## Problem requirements
Will you extract the entries word for word? Images should not appear in the copy.

## Data section
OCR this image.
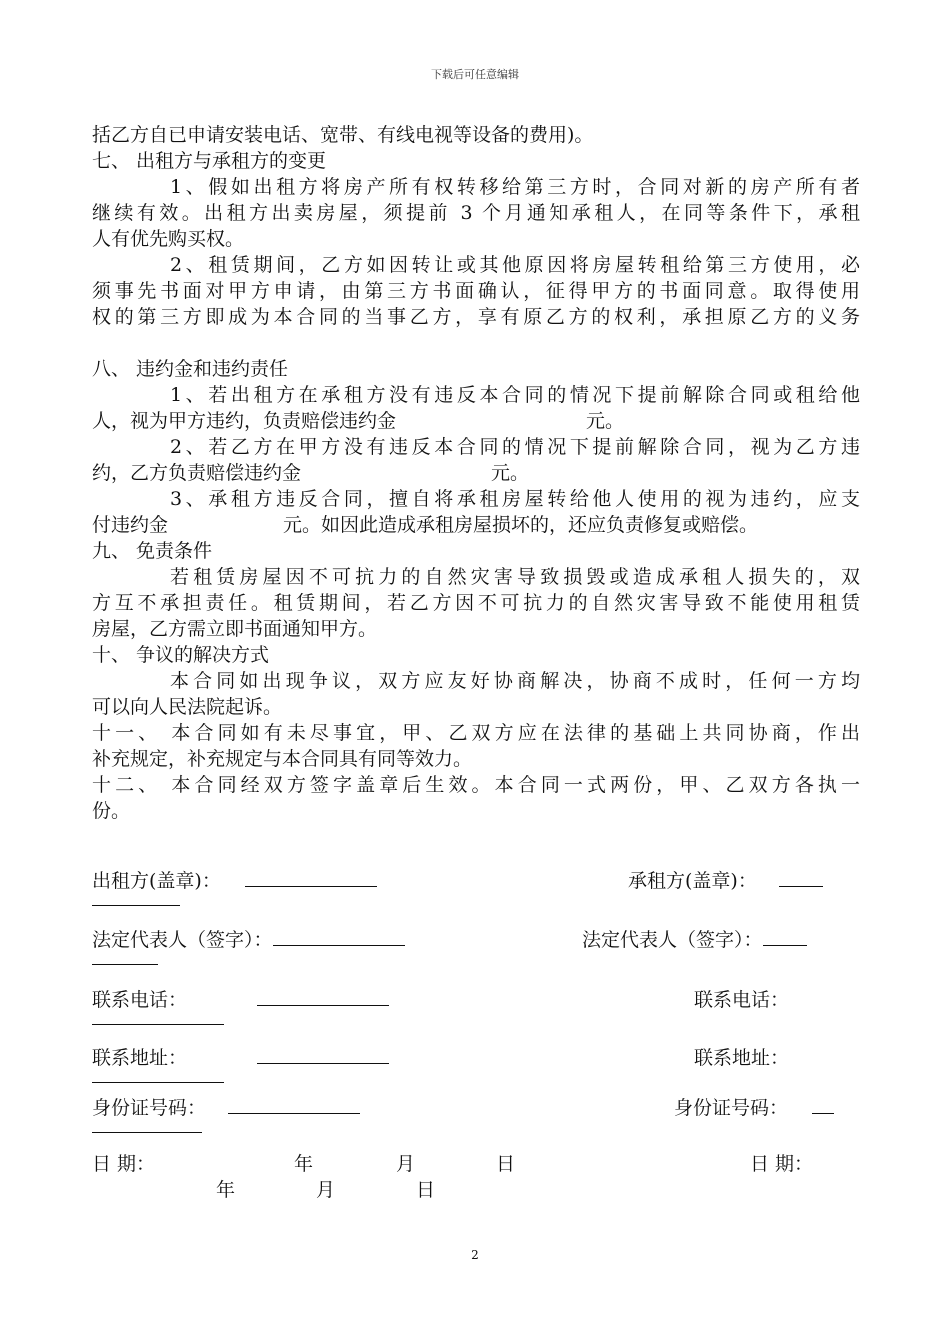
下载后可任意编辑
括乙方自已申请安装电话、宽带、有线电视等设备的费用)。
七、 出租方与承租方的变更
1、假如出租方将房产所有权转移给第三方时，合同对新的房产所有者
继续有效。出租方出卖房屋，须提前 3 个月通知承租人，在同等条件下，承租
人有优先购买权。
2、租赁期间，乙方如因转让或其他原因将房屋转租给第三方使用，必
须事先书面对甲方申请，由第三方书面确认，征得甲方的书面同意。取得使用
权的第三方即成为本合同的当事乙方，享有原乙方的权利，承担原乙方的义务
八、 违约金和违约责任
1、若出租方在承租方没有违反本合同的情况下提前解除合同或租给他
人，视为甲方违约，负责赔偿违约金	元。
2、若乙方在甲方没有违反本合同的情况下提前解除合同，视为乙方违
约，乙方负责赔偿违约金	元。
3、承租方违反合同，擅自将承租房屋转给他人使用的视为违约，应支
付违约金	元。如因此造成承租房屋损坏的，还应负责修复或赔偿。
九、 免责条件
若租赁房屋因不可抗力的自然灾害导致损毁或造成承租人损失的，双
方互不承担责任。租赁期间，若乙方因不可抗力的自然灾害导致不能使用租赁
房屋，乙方需立即书面通知甲方。
十、 争议的解决方式
本合同如出现争议，双方应友好协商解决，协商不成时，任何一方均
可以向人民法院起诉。
十一、 本合同如有未尽事宜，甲、乙双方应在法律的基础上共同协商，作出
补充规定，补充规定与本合同具有同等效力。
十二、 本合同经双方签字盖章后生效。本合同一式两份，甲、乙双方各执一
份。
出租方(盖章)：	承租方(盖章)：
法定代表人（签字）：	法定代表人（签字）：
联系电话：	联系电话：
联系地址：	联系地址：
身份证号码：	身份证号码：
日 期：	年	月	日	日 期：
年	月	日
2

## Result
OCR this image.
下载后可任意编辑
括乙方自已申请安装电话、宽带、有线电视等设备的费用)。
七、 出租方与承租方的变更
1、假如出租方将房产所有权转移给第三方时，合同对新的房产所有者
继续有效。出租方出卖房屋，须提前 3 个月通知承租人，在同等条件下，承租
人有优先购买权。
2、租赁期间，乙方如因转让或其他原因将房屋转租给第三方使用，必
须事先书面对甲方申请，由第三方书面确认，征得甲方的书面同意。取得使用
权的第三方即成为本合同的当事乙方，享有原乙方的权利，承担原乙方的义务
八、 违约金和违约责任
1、若出租方在承租方没有违反本合同的情况下提前解除合同或租给他
人，视为甲方违约，负责赔偿违约金	元。
2、若乙方在甲方没有违反本合同的情况下提前解除合同，视为乙方违
约，乙方负责赔偿违约金	元。
3、承租方违反合同，擅自将承租房屋转给他人使用的视为违约，应支
付违约金	元。如因此造成承租房屋损坏的，还应负责修复或赔偿。
九、 免责条件
若租赁房屋因不可抗力的自然灾害导致损毁或造成承租人损失的，双
方互不承担责任。租赁期间，若乙方因不可抗力的自然灾害导致不能使用租赁
房屋，乙方需立即书面通知甲方。
十、 争议的解决方式
本合同如出现争议，双方应友好协商解决，协商不成时，任何一方均
可以向人民法院起诉。
十一、 本合同如有未尽事宜，甲、乙双方应在法律的基础上共同协商，作出
补充规定，补充规定与本合同具有同等效力。
十二、 本合同经双方签字盖章后生效。本合同一式两份，甲、乙双方各执一
份。
出租方(盖章)：	承租方(盖章)：
法定代表人（签字）：	法定代表人（签字）：
联系电话：	联系电话：
联系地址：	联系地址：
身份证号码：	身份证号码：
日 期：	年	月	日	日 期：
年	月	日
2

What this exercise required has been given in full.